Problem to work on: Records follow. Copy every line with "more".

[Data records]

-- START --

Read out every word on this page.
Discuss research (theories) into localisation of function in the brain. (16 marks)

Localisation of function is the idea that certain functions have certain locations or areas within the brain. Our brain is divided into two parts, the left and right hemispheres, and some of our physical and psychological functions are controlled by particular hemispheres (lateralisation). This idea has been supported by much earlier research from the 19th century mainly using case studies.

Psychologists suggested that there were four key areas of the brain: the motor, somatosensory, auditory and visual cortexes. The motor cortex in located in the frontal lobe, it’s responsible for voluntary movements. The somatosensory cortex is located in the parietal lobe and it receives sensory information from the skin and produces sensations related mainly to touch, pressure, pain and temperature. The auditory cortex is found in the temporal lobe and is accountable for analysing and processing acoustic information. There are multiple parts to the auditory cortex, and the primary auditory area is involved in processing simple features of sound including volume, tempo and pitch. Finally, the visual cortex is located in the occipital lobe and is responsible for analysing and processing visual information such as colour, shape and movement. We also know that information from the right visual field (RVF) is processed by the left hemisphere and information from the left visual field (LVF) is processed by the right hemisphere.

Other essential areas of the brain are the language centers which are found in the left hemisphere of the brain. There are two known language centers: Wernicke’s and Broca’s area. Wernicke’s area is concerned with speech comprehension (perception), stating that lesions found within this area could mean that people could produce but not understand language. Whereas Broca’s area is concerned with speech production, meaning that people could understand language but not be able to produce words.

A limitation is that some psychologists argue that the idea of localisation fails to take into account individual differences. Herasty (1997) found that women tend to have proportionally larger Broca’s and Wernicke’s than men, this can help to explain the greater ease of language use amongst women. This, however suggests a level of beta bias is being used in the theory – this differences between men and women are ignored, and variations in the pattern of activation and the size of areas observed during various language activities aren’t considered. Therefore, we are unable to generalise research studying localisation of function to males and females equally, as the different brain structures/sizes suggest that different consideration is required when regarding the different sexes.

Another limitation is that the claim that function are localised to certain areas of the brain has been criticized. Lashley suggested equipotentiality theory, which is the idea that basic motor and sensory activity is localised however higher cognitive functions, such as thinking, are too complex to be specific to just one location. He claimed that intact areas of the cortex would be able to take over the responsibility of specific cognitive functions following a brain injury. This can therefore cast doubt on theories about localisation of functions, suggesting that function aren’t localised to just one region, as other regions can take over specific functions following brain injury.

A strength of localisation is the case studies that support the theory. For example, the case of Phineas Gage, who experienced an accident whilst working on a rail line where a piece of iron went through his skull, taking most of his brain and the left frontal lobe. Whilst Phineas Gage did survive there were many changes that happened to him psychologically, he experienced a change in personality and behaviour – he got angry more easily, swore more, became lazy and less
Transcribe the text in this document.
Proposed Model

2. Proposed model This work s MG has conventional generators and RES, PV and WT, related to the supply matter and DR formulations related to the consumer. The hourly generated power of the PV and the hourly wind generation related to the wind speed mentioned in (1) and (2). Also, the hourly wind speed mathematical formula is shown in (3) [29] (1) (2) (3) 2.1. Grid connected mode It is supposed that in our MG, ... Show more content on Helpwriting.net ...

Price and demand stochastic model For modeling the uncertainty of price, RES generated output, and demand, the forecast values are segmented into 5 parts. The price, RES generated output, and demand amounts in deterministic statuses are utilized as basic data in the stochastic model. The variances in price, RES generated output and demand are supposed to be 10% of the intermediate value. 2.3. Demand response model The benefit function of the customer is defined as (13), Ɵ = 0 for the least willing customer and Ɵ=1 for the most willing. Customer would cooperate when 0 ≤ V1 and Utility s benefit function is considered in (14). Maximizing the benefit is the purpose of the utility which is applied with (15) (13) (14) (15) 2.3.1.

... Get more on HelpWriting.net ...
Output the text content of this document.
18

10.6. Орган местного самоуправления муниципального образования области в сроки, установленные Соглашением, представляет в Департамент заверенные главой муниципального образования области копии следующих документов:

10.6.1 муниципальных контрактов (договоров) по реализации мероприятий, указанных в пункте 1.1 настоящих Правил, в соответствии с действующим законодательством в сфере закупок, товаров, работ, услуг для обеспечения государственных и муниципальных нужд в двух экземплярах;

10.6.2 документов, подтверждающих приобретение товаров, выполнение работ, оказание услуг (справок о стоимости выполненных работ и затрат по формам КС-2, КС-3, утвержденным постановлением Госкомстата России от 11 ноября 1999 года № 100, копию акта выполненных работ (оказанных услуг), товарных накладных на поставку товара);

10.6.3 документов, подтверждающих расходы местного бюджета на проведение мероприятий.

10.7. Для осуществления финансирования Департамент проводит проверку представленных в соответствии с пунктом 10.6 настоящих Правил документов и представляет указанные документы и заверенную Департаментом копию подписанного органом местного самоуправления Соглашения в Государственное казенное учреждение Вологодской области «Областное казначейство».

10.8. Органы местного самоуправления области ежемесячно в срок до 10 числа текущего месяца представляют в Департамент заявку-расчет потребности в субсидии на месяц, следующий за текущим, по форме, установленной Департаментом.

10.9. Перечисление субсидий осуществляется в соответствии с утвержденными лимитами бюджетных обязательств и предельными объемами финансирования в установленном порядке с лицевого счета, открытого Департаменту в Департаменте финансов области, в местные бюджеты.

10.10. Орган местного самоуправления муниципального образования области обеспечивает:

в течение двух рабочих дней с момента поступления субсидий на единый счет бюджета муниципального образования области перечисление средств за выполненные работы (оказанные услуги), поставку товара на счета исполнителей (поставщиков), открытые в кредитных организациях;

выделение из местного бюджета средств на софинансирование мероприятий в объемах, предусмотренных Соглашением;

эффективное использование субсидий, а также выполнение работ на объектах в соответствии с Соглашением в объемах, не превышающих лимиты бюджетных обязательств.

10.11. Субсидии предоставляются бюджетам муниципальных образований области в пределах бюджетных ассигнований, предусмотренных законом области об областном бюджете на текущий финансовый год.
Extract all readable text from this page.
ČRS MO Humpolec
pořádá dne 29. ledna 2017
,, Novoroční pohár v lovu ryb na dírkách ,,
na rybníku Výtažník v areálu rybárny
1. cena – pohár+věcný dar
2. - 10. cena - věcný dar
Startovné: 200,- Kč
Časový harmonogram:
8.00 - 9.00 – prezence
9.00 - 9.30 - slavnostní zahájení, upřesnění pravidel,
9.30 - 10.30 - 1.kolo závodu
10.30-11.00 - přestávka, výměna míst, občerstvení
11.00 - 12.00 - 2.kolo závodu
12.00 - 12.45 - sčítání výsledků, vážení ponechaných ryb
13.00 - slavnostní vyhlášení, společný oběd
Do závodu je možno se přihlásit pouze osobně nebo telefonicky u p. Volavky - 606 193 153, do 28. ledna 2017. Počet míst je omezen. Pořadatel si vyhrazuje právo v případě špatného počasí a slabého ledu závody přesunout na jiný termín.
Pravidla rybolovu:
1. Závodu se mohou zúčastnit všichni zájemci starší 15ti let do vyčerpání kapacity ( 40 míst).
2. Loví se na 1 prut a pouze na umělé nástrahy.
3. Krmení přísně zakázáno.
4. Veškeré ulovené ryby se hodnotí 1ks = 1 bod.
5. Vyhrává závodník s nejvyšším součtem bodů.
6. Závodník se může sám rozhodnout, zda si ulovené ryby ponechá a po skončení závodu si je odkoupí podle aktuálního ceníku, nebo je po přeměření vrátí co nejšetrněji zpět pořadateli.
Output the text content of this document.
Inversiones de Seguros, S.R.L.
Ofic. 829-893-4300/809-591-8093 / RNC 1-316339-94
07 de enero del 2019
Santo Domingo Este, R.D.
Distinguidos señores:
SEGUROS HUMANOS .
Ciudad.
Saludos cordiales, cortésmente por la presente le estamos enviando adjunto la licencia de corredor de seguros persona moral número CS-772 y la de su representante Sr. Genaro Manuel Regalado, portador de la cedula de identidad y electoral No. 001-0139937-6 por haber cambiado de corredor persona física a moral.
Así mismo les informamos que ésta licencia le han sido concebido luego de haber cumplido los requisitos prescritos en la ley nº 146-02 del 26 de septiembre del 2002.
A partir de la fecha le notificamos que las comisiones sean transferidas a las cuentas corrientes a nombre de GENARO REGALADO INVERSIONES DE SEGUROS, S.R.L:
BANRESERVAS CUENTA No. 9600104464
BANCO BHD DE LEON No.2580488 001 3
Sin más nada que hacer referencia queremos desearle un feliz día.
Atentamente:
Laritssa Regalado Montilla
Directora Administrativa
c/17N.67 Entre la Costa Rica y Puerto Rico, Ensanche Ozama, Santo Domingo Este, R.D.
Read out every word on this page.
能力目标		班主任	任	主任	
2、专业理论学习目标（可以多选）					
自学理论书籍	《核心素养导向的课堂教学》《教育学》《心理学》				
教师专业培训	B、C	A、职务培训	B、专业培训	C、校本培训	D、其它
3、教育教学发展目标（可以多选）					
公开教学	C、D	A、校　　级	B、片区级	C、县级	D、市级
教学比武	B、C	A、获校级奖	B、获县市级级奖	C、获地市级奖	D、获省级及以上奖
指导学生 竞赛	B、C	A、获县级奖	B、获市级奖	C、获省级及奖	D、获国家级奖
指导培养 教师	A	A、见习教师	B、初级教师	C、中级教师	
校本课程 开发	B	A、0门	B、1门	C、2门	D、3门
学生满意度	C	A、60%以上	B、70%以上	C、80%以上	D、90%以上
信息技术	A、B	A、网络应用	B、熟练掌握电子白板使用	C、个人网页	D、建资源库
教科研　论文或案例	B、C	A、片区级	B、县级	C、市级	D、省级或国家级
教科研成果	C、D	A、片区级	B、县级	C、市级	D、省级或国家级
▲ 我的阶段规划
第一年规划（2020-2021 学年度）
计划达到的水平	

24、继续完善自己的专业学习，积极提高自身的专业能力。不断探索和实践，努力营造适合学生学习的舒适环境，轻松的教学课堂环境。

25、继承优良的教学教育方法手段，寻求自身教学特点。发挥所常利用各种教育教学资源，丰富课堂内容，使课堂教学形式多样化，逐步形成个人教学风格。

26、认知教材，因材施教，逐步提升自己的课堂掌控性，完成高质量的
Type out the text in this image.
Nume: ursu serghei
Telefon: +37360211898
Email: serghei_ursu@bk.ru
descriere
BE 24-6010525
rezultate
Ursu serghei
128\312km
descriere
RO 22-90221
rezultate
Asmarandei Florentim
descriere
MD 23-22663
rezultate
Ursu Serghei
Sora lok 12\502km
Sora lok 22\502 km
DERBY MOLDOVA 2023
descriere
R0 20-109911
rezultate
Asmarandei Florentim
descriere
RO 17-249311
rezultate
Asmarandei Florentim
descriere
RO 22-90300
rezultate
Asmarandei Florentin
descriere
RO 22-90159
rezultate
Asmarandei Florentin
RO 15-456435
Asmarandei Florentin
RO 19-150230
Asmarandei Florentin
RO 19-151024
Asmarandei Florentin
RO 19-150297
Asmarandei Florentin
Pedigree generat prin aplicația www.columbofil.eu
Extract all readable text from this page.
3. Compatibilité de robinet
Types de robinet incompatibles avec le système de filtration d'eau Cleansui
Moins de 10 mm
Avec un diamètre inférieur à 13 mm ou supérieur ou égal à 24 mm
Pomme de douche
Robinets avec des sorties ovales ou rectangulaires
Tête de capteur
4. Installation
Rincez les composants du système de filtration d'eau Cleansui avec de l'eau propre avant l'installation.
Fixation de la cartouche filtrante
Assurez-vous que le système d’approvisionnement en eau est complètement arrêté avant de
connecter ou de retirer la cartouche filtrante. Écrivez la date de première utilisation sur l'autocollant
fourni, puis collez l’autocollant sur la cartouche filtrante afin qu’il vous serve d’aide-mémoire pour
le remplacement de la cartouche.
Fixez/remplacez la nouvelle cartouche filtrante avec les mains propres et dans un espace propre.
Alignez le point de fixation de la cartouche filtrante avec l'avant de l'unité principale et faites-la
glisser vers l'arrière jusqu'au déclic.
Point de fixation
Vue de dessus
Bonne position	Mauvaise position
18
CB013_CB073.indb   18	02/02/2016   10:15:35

-- END --

Reply to the exercise:
A strength of localisation is the case studies that support the theory. For example, the case of Phineas Gage, who experienced an accident whilst working on a rail line where a piece of iron went through his skull, taking most of his brain and the left frontal lobe. Whilst Phineas Gage did survive there were many changes that happened to him psychologically, he experienced a change in personality and behaviour – he got angry more easily, swore more, became lazy and less
2. Proposed model This work s MG has conventional generators and RES, PV and WT, related to the supply matter and DR formulations related to the consumer. The hourly generated power of the PV and the hourly wind generation related to the wind speed mentioned in (1) and (2). Also, the hourly wind speed mathematical formula is shown in (3) [29] (1) (2) (3) 2.1. Grid connected mode It is supposed that in our MG, ... Show more content on Helpwriting.net ...
... Get more on HelpWriting.net ...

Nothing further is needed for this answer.